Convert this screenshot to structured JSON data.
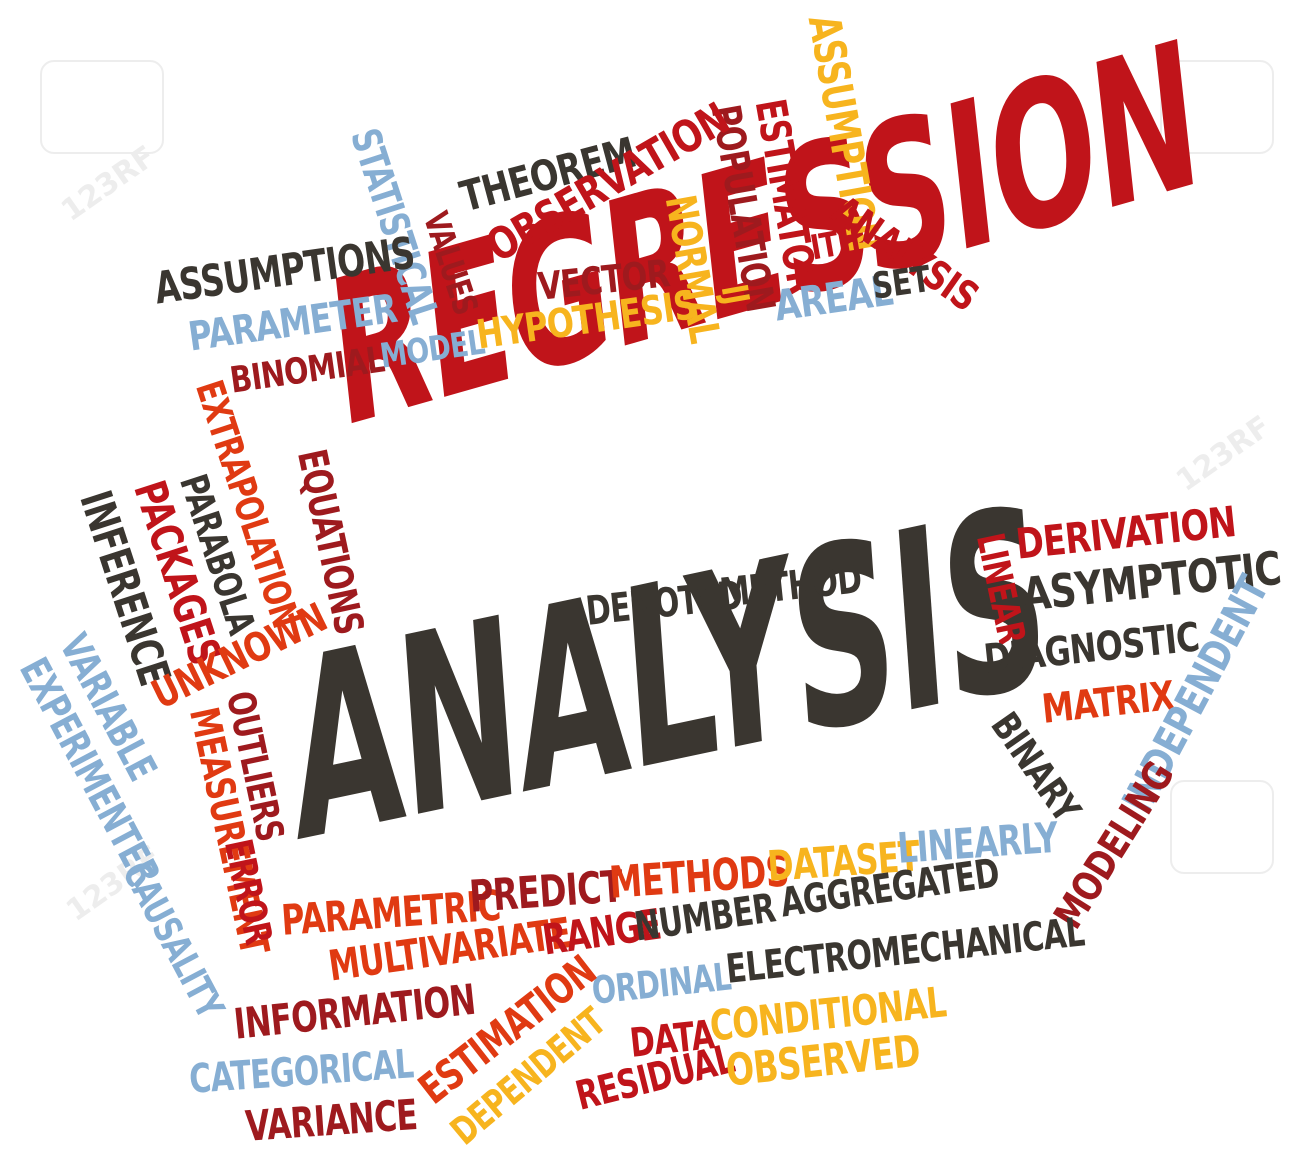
{
  "colors": {
    "red": "#c0141a",
    "dark_red": "#9e1a1e",
    "orange_red": "#e03a12",
    "dark": "#3a3630",
    "blue": "#86aed3",
    "yellow": "#f7b41e"
  },
  "watermark": "123RF",
  "words": {
    "regression": "REGRESSION",
    "analysis_big": "ANALYSIS",
    "assumption": "ASSUMPTION",
    "estimator": "ESTIMATOR",
    "population": "POPULATION",
    "theorem": "THEOREM",
    "observation": "OBSERVATION",
    "statistical": "STATISTICAL",
    "values": "VALUES",
    "normal": "NORMAL",
    "assumptions": "ASSUMPTIONS",
    "parameter": "PARAMETER",
    "vector": "VECTOR",
    "ij": "IJ",
    "ith": "ITH",
    "analysis_small": "ANALYSIS",
    "areal": "AREAL",
    "set": "SET",
    "binomial": "BINOMIAL",
    "model": "MODEL",
    "hypothesis": "HYPOTHESIS",
    "extrapolation": "EXTRAPOLATION",
    "equations": "EQUATIONS",
    "parabola": "PARABOLA",
    "packages": "PACKAGES",
    "inference": "INFERENCE",
    "unknown": "UNKNOWN",
    "variable": "VARIABLE",
    "experimenter": "EXPERIMENTER",
    "causality": "CAUSALITY",
    "outliers": "OUTLIERS",
    "measurement": "MEASUREMENT",
    "error": "ERROR",
    "denoted": "DENOTED",
    "method": "METHOD",
    "linear": "LINEAR",
    "derivation": "DERIVATION",
    "asymptotic": "ASYMPTOTIC",
    "diagnostic": "DIAGNOSTIC",
    "matrix": "MATRIX",
    "binary": "BINARY",
    "independent": "INDEPENDENT",
    "modeling": "MODELING",
    "parametric": "PARAMETRIC",
    "predict": "PREDICT",
    "methods": "METHODS",
    "dataset": "DATASET",
    "linearly": "LINEARLY",
    "multivariate": "MULTIVARIATE",
    "range": "RANGE",
    "number": "NUMBER",
    "aggregated": "AGGREGATED",
    "information": "INFORMATION",
    "ordinal": "ORDINAL",
    "electromechanical": "ELECTROMECHANICAL",
    "estimation": "ESTIMATION",
    "dependent": "DEPENDENT",
    "data": "DATA",
    "conditional": "CONDITIONAL",
    "categorical": "CATEGORICAL",
    "residual": "RESIDUAL",
    "observed": "OBSERVED",
    "variance": "VARIANCE"
  }
}
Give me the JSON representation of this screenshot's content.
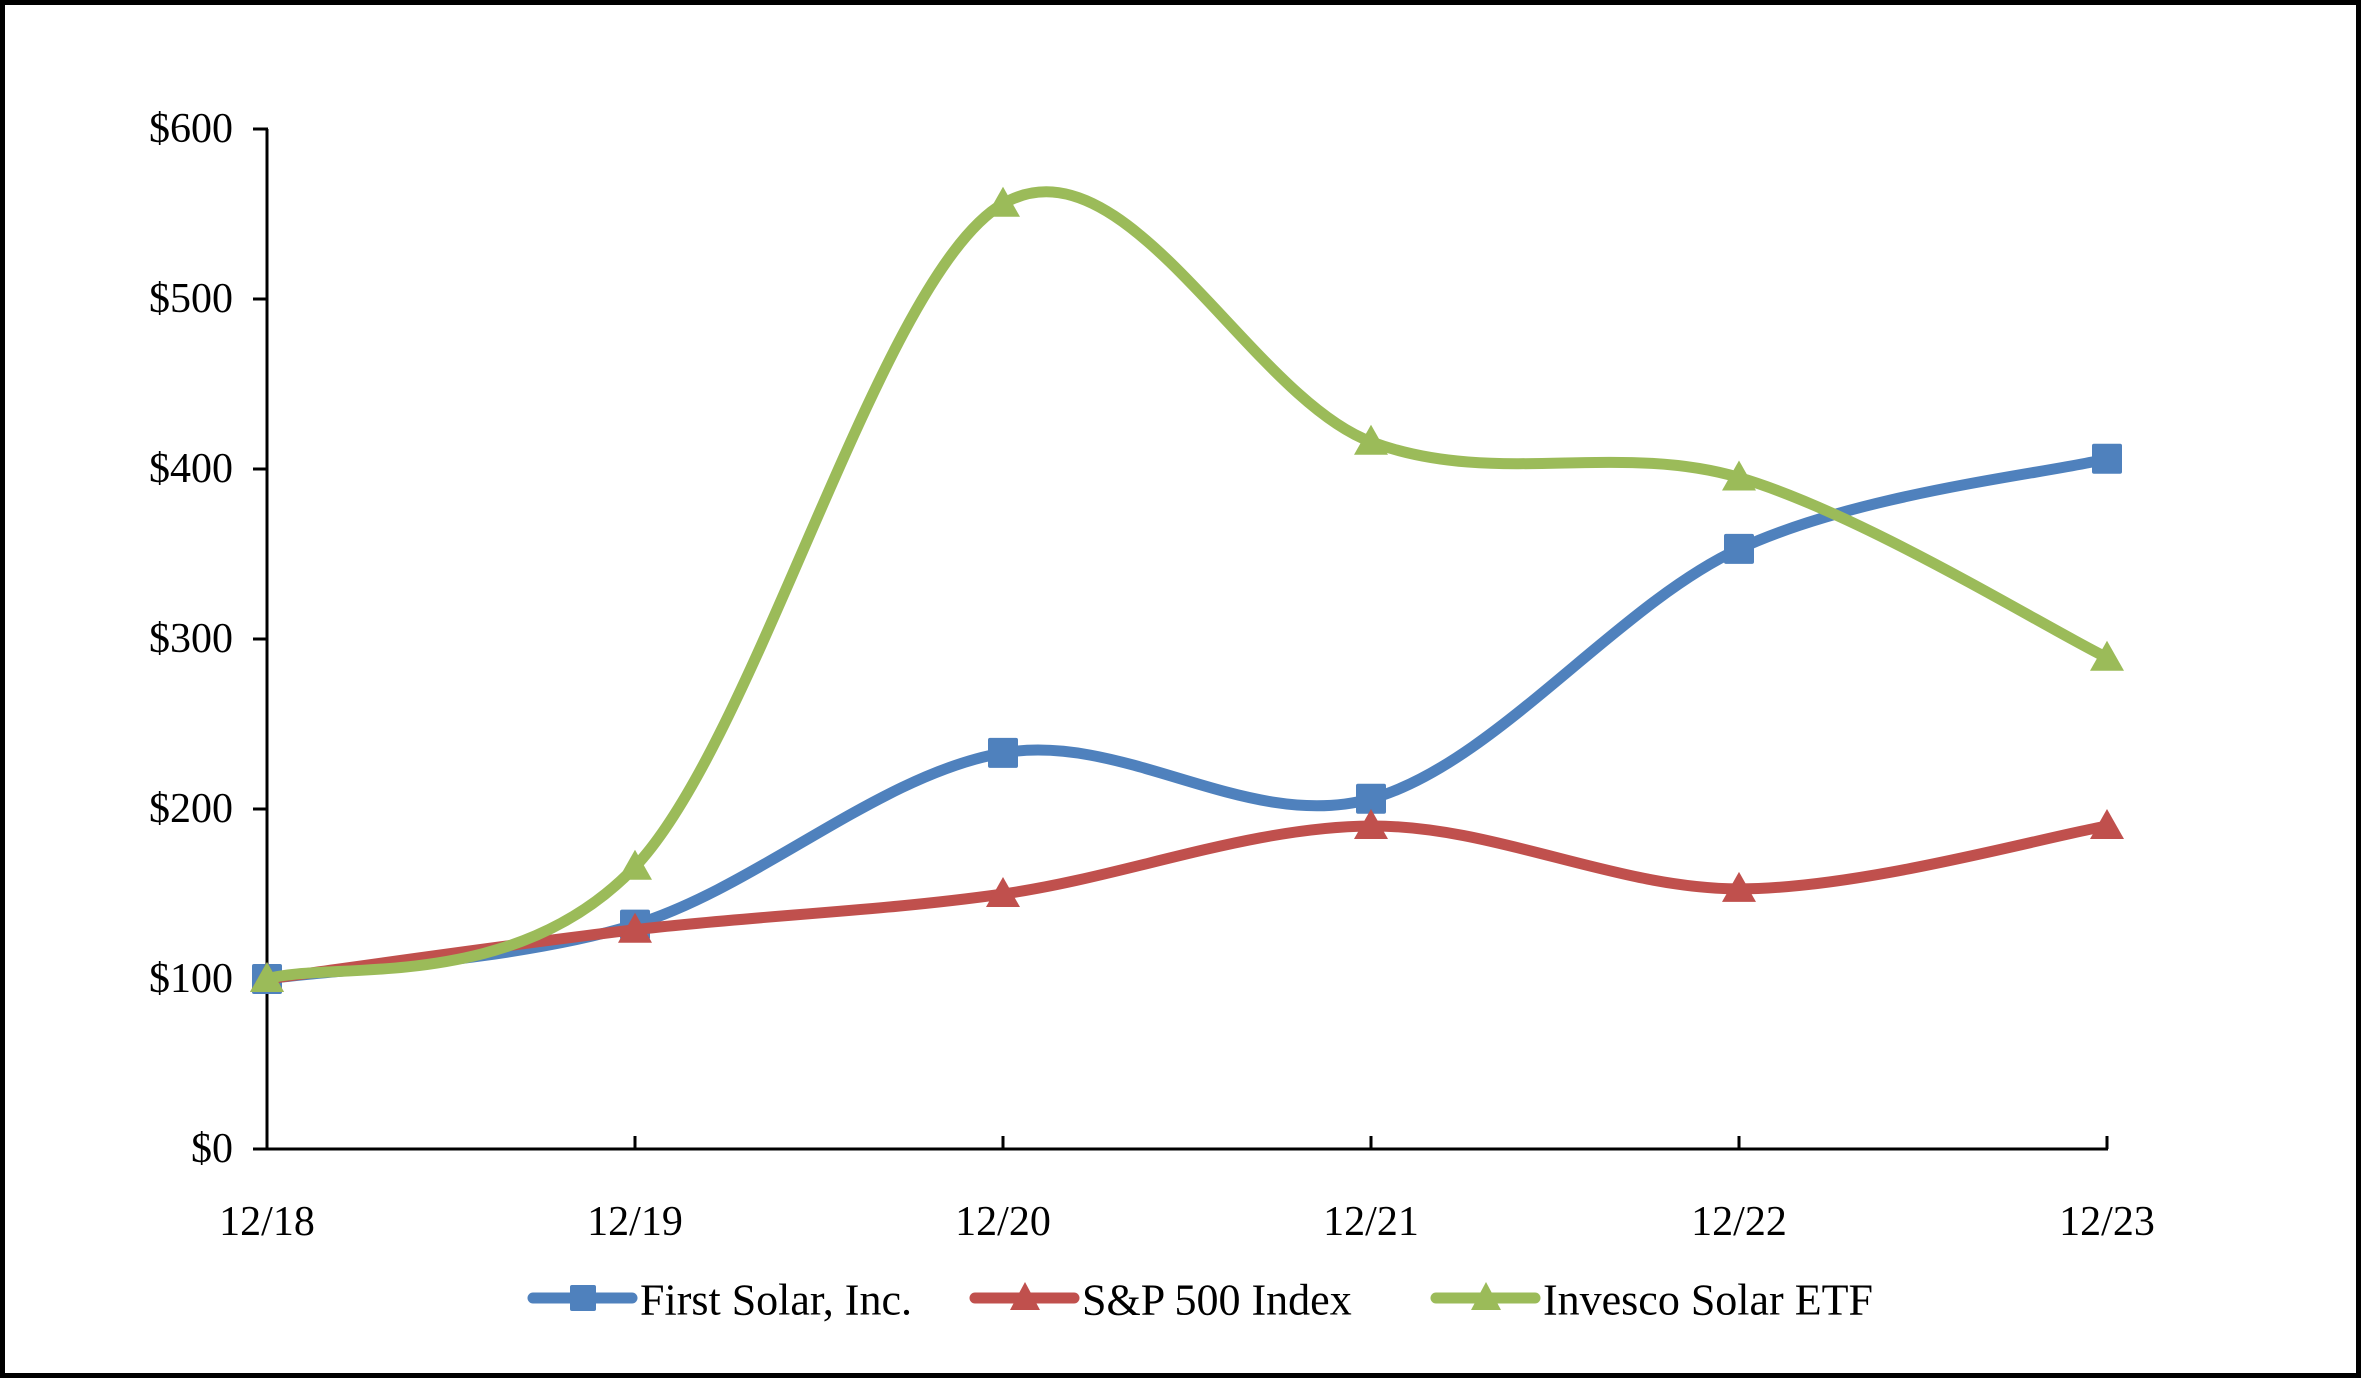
------------------------
Stated goal:
Pictures are excluded; output everything else in the data verbatim.

Full answer:
Convert this screenshot to structured JSON data.
{
  "colors": {
    "red": "#c0141a",
    "dark_red": "#9e1a1e",
    "orange_red": "#e03a12",
    "dark": "#3a3630",
    "blue": "#86aed3",
    "yellow": "#f7b41e"
  },
  "watermark": "123RF",
  "words": {
    "regression": "REGRESSION",
    "analysis_big": "ANALYSIS",
    "assumption": "ASSUMPTION",
    "estimator": "ESTIMATOR",
    "population": "POPULATION",
    "theorem": "THEOREM",
    "observation": "OBSERVATION",
    "statistical": "STATISTICAL",
    "values": "VALUES",
    "normal": "NORMAL",
    "assumptions": "ASSUMPTIONS",
    "parameter": "PARAMETER",
    "vector": "VECTOR",
    "ij": "IJ",
    "ith": "ITH",
    "analysis_small": "ANALYSIS",
    "areal": "AREAL",
    "set": "SET",
    "binomial": "BINOMIAL",
    "model": "MODEL",
    "hypothesis": "HYPOTHESIS",
    "extrapolation": "EXTRAPOLATION",
    "equations": "EQUATIONS",
    "parabola": "PARABOLA",
    "packages": "PACKAGES",
    "inference": "INFERENCE",
    "unknown": "UNKNOWN",
    "variable": "VARIABLE",
    "experimenter": "EXPERIMENTER",
    "causality": "CAUSALITY",
    "outliers": "OUTLIERS",
    "measurement": "MEASUREMENT",
    "error": "ERROR",
    "denoted": "DENOTED",
    "method": "METHOD",
    "linear": "LINEAR",
    "derivation": "DERIVATION",
    "asymptotic": "ASYMPTOTIC",
    "diagnostic": "DIAGNOSTIC",
    "matrix": "MATRIX",
    "binary": "BINARY",
    "independent": "INDEPENDENT",
    "modeling": "MODELING",
    "parametric": "PARAMETRIC",
    "predict": "PREDICT",
    "methods": "METHODS",
    "dataset": "DATASET",
    "linearly": "LINEARLY",
    "multivariate": "MULTIVARIATE",
    "range": "RANGE",
    "number": "NUMBER",
    "aggregated": "AGGREGATED",
    "information": "INFORMATION",
    "ordinal": "ORDINAL",
    "electromechanical": "ELECTROMECHANICAL",
    "estimation": "ESTIMATION",
    "dependent": "DEPENDENT",
    "data": "DATA",
    "conditional": "CONDITIONAL",
    "categorical": "CATEGORICAL",
    "residual": "RESIDUAL",
    "observed": "OBSERVED",
    "variance": "VARIANCE"
  }
}
Give me the JSON representation of this screenshot's content.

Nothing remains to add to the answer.